## WRITTEN REQUEST:
Lift out all lines below that contain "series".

(Dataset entries on figures)
- - - - - - -
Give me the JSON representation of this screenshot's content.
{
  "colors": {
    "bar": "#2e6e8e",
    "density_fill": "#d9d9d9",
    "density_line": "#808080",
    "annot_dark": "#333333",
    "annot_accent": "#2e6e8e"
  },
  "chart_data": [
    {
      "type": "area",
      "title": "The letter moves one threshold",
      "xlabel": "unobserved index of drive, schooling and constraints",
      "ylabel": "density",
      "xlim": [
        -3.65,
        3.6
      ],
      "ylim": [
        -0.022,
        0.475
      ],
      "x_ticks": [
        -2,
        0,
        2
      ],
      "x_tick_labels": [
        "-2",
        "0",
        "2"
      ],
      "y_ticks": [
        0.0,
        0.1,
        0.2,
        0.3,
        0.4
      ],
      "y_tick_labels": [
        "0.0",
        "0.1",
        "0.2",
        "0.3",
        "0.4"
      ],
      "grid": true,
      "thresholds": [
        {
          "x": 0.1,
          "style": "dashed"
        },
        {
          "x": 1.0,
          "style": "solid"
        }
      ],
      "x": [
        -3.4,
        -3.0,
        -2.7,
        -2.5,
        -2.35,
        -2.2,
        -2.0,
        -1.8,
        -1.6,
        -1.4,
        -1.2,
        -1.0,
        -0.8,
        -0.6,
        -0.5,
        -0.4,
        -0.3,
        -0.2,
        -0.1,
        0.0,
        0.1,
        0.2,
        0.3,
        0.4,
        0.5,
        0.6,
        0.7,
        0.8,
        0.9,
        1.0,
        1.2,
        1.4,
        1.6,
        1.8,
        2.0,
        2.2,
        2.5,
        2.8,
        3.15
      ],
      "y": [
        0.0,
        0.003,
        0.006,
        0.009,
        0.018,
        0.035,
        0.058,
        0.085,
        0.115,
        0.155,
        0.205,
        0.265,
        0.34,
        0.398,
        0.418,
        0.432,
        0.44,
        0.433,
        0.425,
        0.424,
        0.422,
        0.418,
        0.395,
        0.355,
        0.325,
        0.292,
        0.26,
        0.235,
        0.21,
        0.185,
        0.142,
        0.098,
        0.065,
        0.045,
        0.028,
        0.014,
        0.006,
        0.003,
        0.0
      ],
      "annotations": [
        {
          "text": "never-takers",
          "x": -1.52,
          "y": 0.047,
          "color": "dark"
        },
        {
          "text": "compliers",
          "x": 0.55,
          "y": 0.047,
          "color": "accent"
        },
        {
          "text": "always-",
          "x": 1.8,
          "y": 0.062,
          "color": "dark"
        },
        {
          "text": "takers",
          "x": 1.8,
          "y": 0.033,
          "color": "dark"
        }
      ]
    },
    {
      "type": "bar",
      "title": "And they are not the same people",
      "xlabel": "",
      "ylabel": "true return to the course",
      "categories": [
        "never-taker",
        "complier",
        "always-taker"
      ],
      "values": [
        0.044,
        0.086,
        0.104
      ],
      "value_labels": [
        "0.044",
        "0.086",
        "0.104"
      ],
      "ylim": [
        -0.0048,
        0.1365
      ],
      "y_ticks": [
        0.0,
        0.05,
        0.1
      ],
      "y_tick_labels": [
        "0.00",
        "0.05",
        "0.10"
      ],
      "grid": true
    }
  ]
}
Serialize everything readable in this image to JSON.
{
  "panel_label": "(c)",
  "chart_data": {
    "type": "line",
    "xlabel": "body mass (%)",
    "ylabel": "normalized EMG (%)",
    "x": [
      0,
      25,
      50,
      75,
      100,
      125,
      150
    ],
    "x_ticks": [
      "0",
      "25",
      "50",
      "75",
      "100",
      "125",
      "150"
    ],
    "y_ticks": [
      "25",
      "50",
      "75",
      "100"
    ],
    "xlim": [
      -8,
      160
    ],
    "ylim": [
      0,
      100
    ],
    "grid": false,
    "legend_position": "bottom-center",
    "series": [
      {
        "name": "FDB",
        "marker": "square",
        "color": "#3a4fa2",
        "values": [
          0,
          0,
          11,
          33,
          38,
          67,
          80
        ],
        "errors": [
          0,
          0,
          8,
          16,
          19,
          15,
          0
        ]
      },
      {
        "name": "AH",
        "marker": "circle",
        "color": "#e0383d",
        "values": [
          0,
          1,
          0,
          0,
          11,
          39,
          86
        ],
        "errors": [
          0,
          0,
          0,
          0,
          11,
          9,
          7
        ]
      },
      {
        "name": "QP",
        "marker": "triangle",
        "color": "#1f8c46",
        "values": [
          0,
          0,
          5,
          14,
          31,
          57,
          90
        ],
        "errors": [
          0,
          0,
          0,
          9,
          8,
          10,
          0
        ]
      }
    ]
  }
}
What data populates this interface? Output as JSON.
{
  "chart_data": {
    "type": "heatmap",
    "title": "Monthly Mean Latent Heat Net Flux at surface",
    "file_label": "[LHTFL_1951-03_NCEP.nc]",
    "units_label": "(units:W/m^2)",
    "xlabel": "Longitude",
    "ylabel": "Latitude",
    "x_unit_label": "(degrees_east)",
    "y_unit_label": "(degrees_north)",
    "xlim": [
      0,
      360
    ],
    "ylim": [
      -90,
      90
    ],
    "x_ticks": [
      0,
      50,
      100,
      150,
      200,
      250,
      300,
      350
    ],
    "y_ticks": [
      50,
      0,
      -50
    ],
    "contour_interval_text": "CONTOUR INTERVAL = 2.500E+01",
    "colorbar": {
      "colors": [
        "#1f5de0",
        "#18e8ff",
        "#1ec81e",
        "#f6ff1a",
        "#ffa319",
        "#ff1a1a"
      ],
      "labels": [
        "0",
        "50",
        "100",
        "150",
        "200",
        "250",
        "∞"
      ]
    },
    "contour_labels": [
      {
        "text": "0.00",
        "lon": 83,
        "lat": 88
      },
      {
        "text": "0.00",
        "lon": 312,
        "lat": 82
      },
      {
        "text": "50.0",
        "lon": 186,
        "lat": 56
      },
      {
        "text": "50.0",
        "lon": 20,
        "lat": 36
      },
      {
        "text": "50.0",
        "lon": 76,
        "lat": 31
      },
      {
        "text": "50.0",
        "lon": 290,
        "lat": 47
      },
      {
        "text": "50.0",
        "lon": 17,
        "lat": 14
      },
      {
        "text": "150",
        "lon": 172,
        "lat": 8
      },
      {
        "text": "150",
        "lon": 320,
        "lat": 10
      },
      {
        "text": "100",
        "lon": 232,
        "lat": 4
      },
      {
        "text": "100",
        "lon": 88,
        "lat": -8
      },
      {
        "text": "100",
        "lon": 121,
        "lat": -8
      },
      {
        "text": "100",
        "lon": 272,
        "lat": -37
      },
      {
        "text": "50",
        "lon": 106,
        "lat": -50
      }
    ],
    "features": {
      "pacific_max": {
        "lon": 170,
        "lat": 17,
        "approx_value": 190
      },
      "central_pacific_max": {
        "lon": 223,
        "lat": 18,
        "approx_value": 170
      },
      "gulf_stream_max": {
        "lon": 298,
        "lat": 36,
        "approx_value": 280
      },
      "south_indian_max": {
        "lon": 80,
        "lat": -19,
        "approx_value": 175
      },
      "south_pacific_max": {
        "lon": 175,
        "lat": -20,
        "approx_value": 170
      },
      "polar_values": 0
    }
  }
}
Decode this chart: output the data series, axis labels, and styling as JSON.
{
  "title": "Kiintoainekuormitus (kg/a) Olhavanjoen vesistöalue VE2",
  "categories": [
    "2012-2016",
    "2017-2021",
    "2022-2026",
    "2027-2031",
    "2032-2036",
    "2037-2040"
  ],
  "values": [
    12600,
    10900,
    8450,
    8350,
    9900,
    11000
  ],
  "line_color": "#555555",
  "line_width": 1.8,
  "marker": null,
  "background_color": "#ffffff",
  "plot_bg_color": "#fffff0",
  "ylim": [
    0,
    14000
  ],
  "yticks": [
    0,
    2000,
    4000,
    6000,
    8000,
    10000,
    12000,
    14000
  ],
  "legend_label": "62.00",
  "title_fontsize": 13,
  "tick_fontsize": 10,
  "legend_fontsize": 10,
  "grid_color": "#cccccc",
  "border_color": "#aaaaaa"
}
- - - - - - -
## THE SOLUTION:
    "series": [
Decode this chart: output the data series, axis labels, and styling as JSON.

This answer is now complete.